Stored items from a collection

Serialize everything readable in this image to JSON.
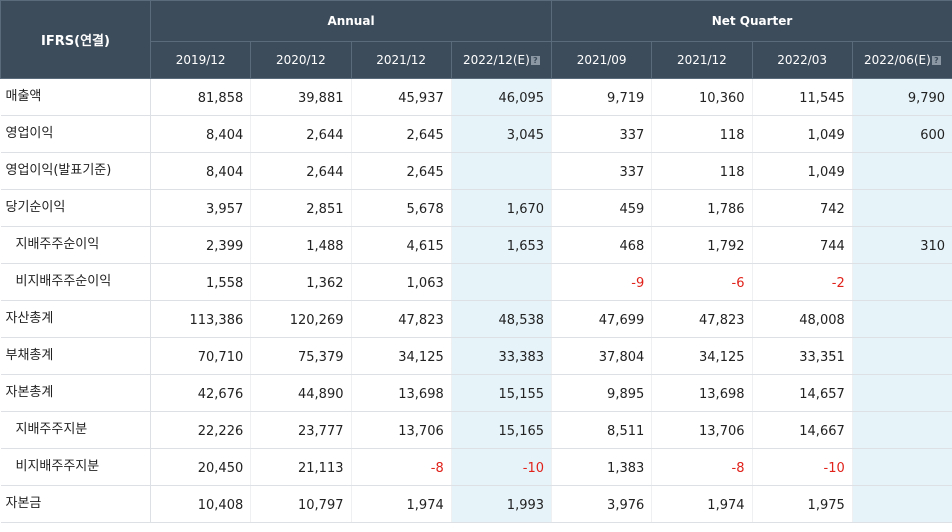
{
  "header": {
    "corner": "IFRS(연결)",
    "annual": "Annual",
    "quarter": "Net Quarter",
    "cols": [
      "2019/12",
      "2020/12",
      "2021/12",
      "2022/12(E)",
      "2021/09",
      "2021/12",
      "2022/03",
      "2022/06(E)"
    ],
    "help_glyph": "?"
  },
  "rows": [
    {
      "label": "매출액",
      "values": [
        "81,858",
        "39,881",
        "45,937",
        "46,095",
        "9,719",
        "10,360",
        "11,545",
        "9,790"
      ]
    },
    {
      "label": "영업이익",
      "values": [
        "8,404",
        "2,644",
        "2,645",
        "3,045",
        "337",
        "118",
        "1,049",
        "600"
      ]
    },
    {
      "label": "영업이익(발표기준)",
      "values": [
        "8,404",
        "2,644",
        "2,645",
        "",
        "337",
        "118",
        "1,049",
        ""
      ]
    },
    {
      "label": "당기순이익",
      "values": [
        "3,957",
        "2,851",
        "5,678",
        "1,670",
        "459",
        "1,786",
        "742",
        ""
      ]
    },
    {
      "label": "지배주주순이익",
      "values": [
        "2,399",
        "1,488",
        "4,615",
        "1,653",
        "468",
        "1,792",
        "744",
        "310"
      ]
    },
    {
      "label": "비지배주주순이익",
      "values": [
        "1,558",
        "1,362",
        "1,063",
        "",
        "-9",
        "-6",
        "-2",
        ""
      ]
    },
    {
      "label": "자산총계",
      "values": [
        "113,386",
        "120,269",
        "47,823",
        "48,538",
        "47,699",
        "47,823",
        "48,008",
        ""
      ]
    },
    {
      "label": "부채총계",
      "values": [
        "70,710",
        "75,379",
        "34,125",
        "33,383",
        "37,804",
        "34,125",
        "33,351",
        ""
      ]
    },
    {
      "label": "자본총계",
      "values": [
        "42,676",
        "44,890",
        "13,698",
        "15,155",
        "9,895",
        "13,698",
        "14,657",
        ""
      ]
    },
    {
      "label": "지배주주지분",
      "values": [
        "22,226",
        "23,777",
        "13,706",
        "15,165",
        "8,511",
        "13,706",
        "14,667",
        ""
      ]
    },
    {
      "label": "비지배주주지분",
      "values": [
        "20,450",
        "21,113",
        "-8",
        "-10",
        "1,383",
        "-8",
        "-10",
        ""
      ]
    },
    {
      "label": "자본금",
      "values": [
        "10,408",
        "10,797",
        "1,974",
        "1,993",
        "3,976",
        "1,974",
        "1,975",
        ""
      ]
    }
  ],
  "colors": {
    "header_bg": "#3d4c5b",
    "estimate_bg": "#e6f4fa",
    "negative": "#e0221b"
  }
}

§ **Stated problem**
Transcribe the complete set of entries verbatim. No pictures belong in the copy.

§ **Completed exercise**
Serialize everything readable in this image to JSON.
{
  "header": {
    "corner": "IFRS(연결)",
    "annual": "Annual",
    "quarter": "Net Quarter",
    "cols": [
      "2019/12",
      "2020/12",
      "2021/12",
      "2022/12(E)",
      "2021/09",
      "2021/12",
      "2022/03",
      "2022/06(E)"
    ],
    "help_glyph": "?"
  },
  "rows": [
    {
      "label": "매출액",
      "values": [
        "81,858",
        "39,881",
        "45,937",
        "46,095",
        "9,719",
        "10,360",
        "11,545",
        "9,790"
      ]
    },
    {
      "label": "영업이익",
      "values": [
        "8,404",
        "2,644",
        "2,645",
        "3,045",
        "337",
        "118",
        "1,049",
        "600"
      ]
    },
    {
      "label": "영업이익(발표기준)",
      "values": [
        "8,404",
        "2,644",
        "2,645",
        "",
        "337",
        "118",
        "1,049",
        ""
      ]
    },
    {
      "label": "당기순이익",
      "values": [
        "3,957",
        "2,851",
        "5,678",
        "1,670",
        "459",
        "1,786",
        "742",
        ""
      ]
    },
    {
      "label": "지배주주순이익",
      "values": [
        "2,399",
        "1,488",
        "4,615",
        "1,653",
        "468",
        "1,792",
        "744",
        "310"
      ]
    },
    {
      "label": "비지배주주순이익",
      "values": [
        "1,558",
        "1,362",
        "1,063",
        "",
        "-9",
        "-6",
        "-2",
        ""
      ]
    },
    {
      "label": "자산총계",
      "values": [
        "113,386",
        "120,269",
        "47,823",
        "48,538",
        "47,699",
        "47,823",
        "48,008",
        ""
      ]
    },
    {
      "label": "부채총계",
      "values": [
        "70,710",
        "75,379",
        "34,125",
        "33,383",
        "37,804",
        "34,125",
        "33,351",
        ""
      ]
    },
    {
      "label": "자본총계",
      "values": [
        "42,676",
        "44,890",
        "13,698",
        "15,155",
        "9,895",
        "13,698",
        "14,657",
        ""
      ]
    },
    {
      "label": "지배주주지분",
      "values": [
        "22,226",
        "23,777",
        "13,706",
        "15,165",
        "8,511",
        "13,706",
        "14,667",
        ""
      ]
    },
    {
      "label": "비지배주주지분",
      "values": [
        "20,450",
        "21,113",
        "-8",
        "-10",
        "1,383",
        "-8",
        "-10",
        ""
      ]
    },
    {
      "label": "자본금",
      "values": [
        "10,408",
        "10,797",
        "1,974",
        "1,993",
        "3,976",
        "1,974",
        "1,975",
        ""
      ]
    }
  ],
  "colors": {
    "header_bg": "#3d4c5b",
    "estimate_bg": "#e6f4fa",
    "negative": "#e0221b"
  }
}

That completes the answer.